Dataset records —
****************************************

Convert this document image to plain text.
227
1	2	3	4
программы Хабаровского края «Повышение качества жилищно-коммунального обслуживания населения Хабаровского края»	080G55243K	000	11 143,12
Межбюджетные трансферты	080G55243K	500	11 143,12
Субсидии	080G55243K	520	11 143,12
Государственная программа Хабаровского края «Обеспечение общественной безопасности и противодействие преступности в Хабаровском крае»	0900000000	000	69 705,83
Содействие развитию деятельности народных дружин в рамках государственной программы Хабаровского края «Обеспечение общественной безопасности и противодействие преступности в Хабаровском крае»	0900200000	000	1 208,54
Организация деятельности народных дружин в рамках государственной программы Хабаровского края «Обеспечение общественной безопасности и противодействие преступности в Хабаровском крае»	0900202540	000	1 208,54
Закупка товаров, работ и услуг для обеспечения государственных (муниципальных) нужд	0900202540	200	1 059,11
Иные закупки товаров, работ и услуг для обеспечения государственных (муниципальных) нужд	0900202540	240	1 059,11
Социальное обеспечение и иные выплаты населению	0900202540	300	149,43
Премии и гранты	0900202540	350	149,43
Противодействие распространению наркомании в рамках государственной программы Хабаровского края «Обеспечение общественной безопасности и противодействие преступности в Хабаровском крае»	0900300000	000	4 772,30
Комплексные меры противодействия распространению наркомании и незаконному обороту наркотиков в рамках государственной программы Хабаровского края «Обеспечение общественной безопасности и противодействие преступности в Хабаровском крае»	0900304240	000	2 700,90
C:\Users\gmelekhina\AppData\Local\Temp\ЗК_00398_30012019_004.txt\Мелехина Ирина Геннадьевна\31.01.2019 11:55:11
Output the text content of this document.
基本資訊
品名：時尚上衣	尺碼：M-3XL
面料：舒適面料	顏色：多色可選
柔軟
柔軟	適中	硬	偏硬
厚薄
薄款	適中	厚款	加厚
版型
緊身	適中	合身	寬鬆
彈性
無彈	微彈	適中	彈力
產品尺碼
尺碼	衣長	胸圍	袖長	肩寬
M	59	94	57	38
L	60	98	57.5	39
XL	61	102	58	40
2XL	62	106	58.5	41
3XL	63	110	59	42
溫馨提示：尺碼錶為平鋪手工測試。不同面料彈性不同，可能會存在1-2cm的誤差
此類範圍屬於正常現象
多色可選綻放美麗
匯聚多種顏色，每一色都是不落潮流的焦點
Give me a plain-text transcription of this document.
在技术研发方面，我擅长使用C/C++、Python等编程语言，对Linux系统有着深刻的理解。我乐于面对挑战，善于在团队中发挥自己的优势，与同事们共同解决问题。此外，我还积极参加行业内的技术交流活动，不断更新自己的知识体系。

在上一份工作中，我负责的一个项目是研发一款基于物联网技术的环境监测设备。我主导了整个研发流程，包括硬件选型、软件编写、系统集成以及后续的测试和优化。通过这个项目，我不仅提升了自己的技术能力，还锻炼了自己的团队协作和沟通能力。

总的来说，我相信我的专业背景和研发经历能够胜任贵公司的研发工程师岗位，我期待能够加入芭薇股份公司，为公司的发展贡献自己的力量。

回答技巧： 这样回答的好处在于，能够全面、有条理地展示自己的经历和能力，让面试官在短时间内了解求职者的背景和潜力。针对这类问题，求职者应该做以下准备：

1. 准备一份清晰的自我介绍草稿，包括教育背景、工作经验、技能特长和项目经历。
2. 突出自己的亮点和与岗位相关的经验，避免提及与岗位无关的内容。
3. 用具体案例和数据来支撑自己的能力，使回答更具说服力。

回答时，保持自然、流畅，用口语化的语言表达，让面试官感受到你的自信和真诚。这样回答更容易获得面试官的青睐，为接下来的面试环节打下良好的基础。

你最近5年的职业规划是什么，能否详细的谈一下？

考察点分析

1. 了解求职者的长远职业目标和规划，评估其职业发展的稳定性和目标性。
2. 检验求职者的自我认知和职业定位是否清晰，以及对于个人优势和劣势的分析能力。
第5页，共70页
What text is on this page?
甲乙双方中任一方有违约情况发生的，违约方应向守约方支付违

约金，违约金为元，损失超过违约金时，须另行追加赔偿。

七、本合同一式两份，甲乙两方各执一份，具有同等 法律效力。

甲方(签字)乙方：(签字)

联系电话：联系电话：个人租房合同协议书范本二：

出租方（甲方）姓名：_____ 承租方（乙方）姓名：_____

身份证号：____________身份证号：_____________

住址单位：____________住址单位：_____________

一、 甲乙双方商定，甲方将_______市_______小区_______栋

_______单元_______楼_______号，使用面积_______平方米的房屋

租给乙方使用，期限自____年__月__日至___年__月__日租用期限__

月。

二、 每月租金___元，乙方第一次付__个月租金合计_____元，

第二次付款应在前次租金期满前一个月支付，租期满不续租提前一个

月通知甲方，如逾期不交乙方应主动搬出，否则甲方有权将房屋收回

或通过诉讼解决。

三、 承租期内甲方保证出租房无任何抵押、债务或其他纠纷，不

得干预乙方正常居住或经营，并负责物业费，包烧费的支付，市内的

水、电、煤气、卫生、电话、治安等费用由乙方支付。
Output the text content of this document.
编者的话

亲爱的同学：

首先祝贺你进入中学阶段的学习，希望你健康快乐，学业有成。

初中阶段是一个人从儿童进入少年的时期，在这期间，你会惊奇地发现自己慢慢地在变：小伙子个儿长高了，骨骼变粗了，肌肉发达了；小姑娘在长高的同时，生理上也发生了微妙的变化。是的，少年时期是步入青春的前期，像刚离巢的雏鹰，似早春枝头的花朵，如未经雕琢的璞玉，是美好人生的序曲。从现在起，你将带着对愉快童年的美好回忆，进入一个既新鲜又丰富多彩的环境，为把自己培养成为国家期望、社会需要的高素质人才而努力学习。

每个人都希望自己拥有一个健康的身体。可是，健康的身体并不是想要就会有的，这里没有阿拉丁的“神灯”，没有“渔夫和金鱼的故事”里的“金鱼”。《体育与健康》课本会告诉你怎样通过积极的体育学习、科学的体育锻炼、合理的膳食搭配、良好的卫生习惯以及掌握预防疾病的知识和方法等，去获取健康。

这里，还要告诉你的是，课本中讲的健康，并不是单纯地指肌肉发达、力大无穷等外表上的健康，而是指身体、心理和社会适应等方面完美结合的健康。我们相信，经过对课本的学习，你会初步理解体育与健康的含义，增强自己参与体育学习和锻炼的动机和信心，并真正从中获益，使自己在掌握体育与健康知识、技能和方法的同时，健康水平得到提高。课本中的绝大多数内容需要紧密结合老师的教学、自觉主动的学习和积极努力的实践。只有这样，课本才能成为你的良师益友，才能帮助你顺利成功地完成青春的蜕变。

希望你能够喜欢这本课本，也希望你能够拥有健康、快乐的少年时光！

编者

****************************************

Copy out every line of the data that includes the word "дружин".

Содействие развитию деятельности народных дружин в рамках государственной программы Хабаровского края «Обеспечение общественной безопасности и противодействие преступности в Хабаровском крае»	0900200000	000	1 208,54
Организация деятельности народных дружин в рамках государственной программы Хабаровского края «Обеспечение общественной безопасности и противодействие преступности в Хабаровском крае»	0900202540	000	1 208,54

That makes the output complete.